▶ WRITTEN TASK: Output the full material exactly as it appears here.

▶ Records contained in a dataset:
================================

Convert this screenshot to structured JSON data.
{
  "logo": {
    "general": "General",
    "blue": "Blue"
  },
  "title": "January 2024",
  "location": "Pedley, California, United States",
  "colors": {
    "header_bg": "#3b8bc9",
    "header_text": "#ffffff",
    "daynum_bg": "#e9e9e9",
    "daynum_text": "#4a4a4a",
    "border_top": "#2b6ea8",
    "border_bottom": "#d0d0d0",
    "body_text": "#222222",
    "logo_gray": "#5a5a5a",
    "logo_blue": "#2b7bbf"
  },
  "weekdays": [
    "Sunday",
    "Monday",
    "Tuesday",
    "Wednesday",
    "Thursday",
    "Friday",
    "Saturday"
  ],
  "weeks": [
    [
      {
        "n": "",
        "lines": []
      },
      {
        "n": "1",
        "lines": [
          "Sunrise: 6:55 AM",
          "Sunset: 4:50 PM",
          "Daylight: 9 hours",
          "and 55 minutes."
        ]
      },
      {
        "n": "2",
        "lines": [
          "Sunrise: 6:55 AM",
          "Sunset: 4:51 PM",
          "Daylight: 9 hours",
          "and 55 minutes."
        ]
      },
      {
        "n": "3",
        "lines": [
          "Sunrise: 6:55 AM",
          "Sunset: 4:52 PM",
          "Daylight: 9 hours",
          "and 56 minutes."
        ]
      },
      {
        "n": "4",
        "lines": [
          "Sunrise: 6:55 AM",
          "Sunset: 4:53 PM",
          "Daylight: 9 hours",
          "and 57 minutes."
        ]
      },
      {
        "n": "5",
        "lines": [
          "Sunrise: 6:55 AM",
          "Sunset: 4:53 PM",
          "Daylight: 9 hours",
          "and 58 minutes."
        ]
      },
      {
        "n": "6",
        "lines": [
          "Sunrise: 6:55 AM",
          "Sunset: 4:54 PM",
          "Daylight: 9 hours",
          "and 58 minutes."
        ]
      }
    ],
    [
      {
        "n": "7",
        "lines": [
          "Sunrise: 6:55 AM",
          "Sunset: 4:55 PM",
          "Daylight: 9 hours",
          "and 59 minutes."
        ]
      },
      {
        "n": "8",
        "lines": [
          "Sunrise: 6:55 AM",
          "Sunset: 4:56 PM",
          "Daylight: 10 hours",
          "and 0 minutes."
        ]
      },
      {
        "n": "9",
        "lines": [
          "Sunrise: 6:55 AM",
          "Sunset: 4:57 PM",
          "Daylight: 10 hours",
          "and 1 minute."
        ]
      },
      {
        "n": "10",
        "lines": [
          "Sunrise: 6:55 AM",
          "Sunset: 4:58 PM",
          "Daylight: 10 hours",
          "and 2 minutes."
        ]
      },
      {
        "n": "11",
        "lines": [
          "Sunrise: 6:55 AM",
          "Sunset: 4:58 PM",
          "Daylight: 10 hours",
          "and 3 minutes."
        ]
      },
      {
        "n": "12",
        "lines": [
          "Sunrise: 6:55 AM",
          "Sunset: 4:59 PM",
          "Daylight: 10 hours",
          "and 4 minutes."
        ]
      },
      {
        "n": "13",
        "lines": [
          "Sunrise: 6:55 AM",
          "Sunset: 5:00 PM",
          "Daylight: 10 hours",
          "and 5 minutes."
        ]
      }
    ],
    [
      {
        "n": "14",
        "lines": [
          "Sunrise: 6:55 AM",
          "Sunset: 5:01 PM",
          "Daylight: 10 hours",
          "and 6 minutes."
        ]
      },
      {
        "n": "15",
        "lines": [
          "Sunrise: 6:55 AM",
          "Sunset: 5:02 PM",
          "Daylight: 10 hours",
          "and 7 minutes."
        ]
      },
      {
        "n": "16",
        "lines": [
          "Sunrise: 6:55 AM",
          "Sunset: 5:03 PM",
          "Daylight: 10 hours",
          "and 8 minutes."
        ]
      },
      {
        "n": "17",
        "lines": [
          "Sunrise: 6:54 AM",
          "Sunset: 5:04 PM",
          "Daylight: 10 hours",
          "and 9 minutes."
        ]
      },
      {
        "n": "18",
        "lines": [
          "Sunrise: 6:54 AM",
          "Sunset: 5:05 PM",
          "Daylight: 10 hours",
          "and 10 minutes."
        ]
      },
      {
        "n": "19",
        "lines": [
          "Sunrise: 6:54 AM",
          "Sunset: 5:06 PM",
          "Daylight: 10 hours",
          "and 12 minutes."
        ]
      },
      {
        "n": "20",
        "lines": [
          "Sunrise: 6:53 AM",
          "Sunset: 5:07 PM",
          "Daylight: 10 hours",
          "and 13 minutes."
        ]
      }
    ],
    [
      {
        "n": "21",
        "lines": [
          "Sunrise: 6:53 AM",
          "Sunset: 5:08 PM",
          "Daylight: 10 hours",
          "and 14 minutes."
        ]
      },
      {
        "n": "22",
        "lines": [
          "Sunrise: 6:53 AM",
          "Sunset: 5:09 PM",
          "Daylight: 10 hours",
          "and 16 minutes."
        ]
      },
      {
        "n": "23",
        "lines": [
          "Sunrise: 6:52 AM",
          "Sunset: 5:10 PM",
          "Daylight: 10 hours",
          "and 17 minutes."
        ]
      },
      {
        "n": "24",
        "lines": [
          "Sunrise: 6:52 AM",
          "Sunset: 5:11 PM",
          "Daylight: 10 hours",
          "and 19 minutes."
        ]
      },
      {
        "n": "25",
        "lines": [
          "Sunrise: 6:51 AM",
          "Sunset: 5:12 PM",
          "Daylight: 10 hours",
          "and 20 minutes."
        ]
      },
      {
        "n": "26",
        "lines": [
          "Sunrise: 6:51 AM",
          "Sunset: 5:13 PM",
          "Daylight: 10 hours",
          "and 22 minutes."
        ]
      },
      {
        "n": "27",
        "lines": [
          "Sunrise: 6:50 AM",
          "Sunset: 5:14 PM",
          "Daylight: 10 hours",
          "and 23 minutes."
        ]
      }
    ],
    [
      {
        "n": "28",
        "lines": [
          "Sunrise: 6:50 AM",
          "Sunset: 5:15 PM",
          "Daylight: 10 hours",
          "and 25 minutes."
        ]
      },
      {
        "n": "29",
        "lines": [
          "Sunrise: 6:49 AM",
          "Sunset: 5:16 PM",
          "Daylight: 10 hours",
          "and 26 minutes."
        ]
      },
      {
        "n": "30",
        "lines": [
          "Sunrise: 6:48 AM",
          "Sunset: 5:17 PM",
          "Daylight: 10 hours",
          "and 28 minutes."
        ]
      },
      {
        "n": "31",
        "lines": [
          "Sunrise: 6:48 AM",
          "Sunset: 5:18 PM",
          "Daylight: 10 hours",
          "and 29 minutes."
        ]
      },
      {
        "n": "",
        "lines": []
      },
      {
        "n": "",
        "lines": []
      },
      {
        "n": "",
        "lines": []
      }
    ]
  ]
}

================================

▶ THE SOLUTION:
Convert this screenshot to structured JSON data.
{
  "logo": {
    "general": "General",
    "blue": "Blue"
  },
  "title": "January 2024",
  "location": "Pedley, California, United States",
  "colors": {
    "header_bg": "#3b8bc9",
    "header_text": "#ffffff",
    "daynum_bg": "#e9e9e9",
    "daynum_text": "#4a4a4a",
    "border_top": "#2b6ea8",
    "border_bottom": "#d0d0d0",
    "body_text": "#222222",
    "logo_gray": "#5a5a5a",
    "logo_blue": "#2b7bbf"
  },
  "weekdays": [
    "Sunday",
    "Monday",
    "Tuesday",
    "Wednesday",
    "Thursday",
    "Friday",
    "Saturday"
  ],
  "weeks": [
    [
      {
        "n": "",
        "lines": []
      },
      {
        "n": "1",
        "lines": [
          "Sunrise: 6:55 AM",
          "Sunset: 4:50 PM",
          "Daylight: 9 hours",
          "and 55 minutes."
        ]
      },
      {
        "n": "2",
        "lines": [
          "Sunrise: 6:55 AM",
          "Sunset: 4:51 PM",
          "Daylight: 9 hours",
          "and 55 minutes."
        ]
      },
      {
        "n": "3",
        "lines": [
          "Sunrise: 6:55 AM",
          "Sunset: 4:52 PM",
          "Daylight: 9 hours",
          "and 56 minutes."
        ]
      },
      {
        "n": "4",
        "lines": [
          "Sunrise: 6:55 AM",
          "Sunset: 4:53 PM",
          "Daylight: 9 hours",
          "and 57 minutes."
        ]
      },
      {
        "n": "5",
        "lines": [
          "Sunrise: 6:55 AM",
          "Sunset: 4:53 PM",
          "Daylight: 9 hours",
          "and 58 minutes."
        ]
      },
      {
        "n": "6",
        "lines": [
          "Sunrise: 6:55 AM",
          "Sunset: 4:54 PM",
          "Daylight: 9 hours",
          "and 58 minutes."
        ]
      }
    ],
    [
      {
        "n": "7",
        "lines": [
          "Sunrise: 6:55 AM",
          "Sunset: 4:55 PM",
          "Daylight: 9 hours",
          "and 59 minutes."
        ]
      },
      {
        "n": "8",
        "lines": [
          "Sunrise: 6:55 AM",
          "Sunset: 4:56 PM",
          "Daylight: 10 hours",
          "and 0 minutes."
        ]
      },
      {
        "n": "9",
        "lines": [
          "Sunrise: 6:55 AM",
          "Sunset: 4:57 PM",
          "Daylight: 10 hours",
          "and 1 minute."
        ]
      },
      {
        "n": "10",
        "lines": [
          "Sunrise: 6:55 AM",
          "Sunset: 4:58 PM",
          "Daylight: 10 hours",
          "and 2 minutes."
        ]
      },
      {
        "n": "11",
        "lines": [
          "Sunrise: 6:55 AM",
          "Sunset: 4:58 PM",
          "Daylight: 10 hours",
          "and 3 minutes."
        ]
      },
      {
        "n": "12",
        "lines": [
          "Sunrise: 6:55 AM",
          "Sunset: 4:59 PM",
          "Daylight: 10 hours",
          "and 4 minutes."
        ]
      },
      {
        "n": "13",
        "lines": [
          "Sunrise: 6:55 AM",
          "Sunset: 5:00 PM",
          "Daylight: 10 hours",
          "and 5 minutes."
        ]
      }
    ],
    [
      {
        "n": "14",
        "lines": [
          "Sunrise: 6:55 AM",
          "Sunset: 5:01 PM",
          "Daylight: 10 hours",
          "and 6 minutes."
        ]
      },
      {
        "n": "15",
        "lines": [
          "Sunrise: 6:55 AM",
          "Sunset: 5:02 PM",
          "Daylight: 10 hours",
          "and 7 minutes."
        ]
      },
      {
        "n": "16",
        "lines": [
          "Sunrise: 6:55 AM",
          "Sunset: 5:03 PM",
          "Daylight: 10 hours",
          "and 8 minutes."
        ]
      },
      {
        "n": "17",
        "lines": [
          "Sunrise: 6:54 AM",
          "Sunset: 5:04 PM",
          "Daylight: 10 hours",
          "and 9 minutes."
        ]
      },
      {
        "n": "18",
        "lines": [
          "Sunrise: 6:54 AM",
          "Sunset: 5:05 PM",
          "Daylight: 10 hours",
          "and 10 minutes."
        ]
      },
      {
        "n": "19",
        "lines": [
          "Sunrise: 6:54 AM",
          "Sunset: 5:06 PM",
          "Daylight: 10 hours",
          "and 12 minutes."
        ]
      },
      {
        "n": "20",
        "lines": [
          "Sunrise: 6:53 AM",
          "Sunset: 5:07 PM",
          "Daylight: 10 hours",
          "and 13 minutes."
        ]
      }
    ],
    [
      {
        "n": "21",
        "lines": [
          "Sunrise: 6:53 AM",
          "Sunset: 5:08 PM",
          "Daylight: 10 hours",
          "and 14 minutes."
        ]
      },
      {
        "n": "22",
        "lines": [
          "Sunrise: 6:53 AM",
          "Sunset: 5:09 PM",
          "Daylight: 10 hours",
          "and 16 minutes."
        ]
      },
      {
        "n": "23",
        "lines": [
          "Sunrise: 6:52 AM",
          "Sunset: 5:10 PM",
          "Daylight: 10 hours",
          "and 17 minutes."
        ]
      },
      {
        "n": "24",
        "lines": [
          "Sunrise: 6:52 AM",
          "Sunset: 5:11 PM",
          "Daylight: 10 hours",
          "and 19 minutes."
        ]
      },
      {
        "n": "25",
        "lines": [
          "Sunrise: 6:51 AM",
          "Sunset: 5:12 PM",
          "Daylight: 10 hours",
          "and 20 minutes."
        ]
      },
      {
        "n": "26",
        "lines": [
          "Sunrise: 6:51 AM",
          "Sunset: 5:13 PM",
          "Daylight: 10 hours",
          "and 22 minutes."
        ]
      },
      {
        "n": "27",
        "lines": [
          "Sunrise: 6:50 AM",
          "Sunset: 5:14 PM",
          "Daylight: 10 hours",
          "and 23 minutes."
        ]
      }
    ],
    [
      {
        "n": "28",
        "lines": [
          "Sunrise: 6:50 AM",
          "Sunset: 5:15 PM",
          "Daylight: 10 hours",
          "and 25 minutes."
        ]
      },
      {
        "n": "29",
        "lines": [
          "Sunrise: 6:49 AM",
          "Sunset: 5:16 PM",
          "Daylight: 10 hours",
          "and 26 minutes."
        ]
      },
      {
        "n": "30",
        "lines": [
          "Sunrise: 6:48 AM",
          "Sunset: 5:17 PM",
          "Daylight: 10 hours",
          "and 28 minutes."
        ]
      },
      {
        "n": "31",
        "lines": [
          "Sunrise: 6:48 AM",
          "Sunset: 5:18 PM",
          "Daylight: 10 hours",
          "and 29 minutes."
        ]
      },
      {
        "n": "",
        "lines": []
      },
      {
        "n": "",
        "lines": []
      },
      {
        "n": "",
        "lines": []
      }
    ]
  ]
}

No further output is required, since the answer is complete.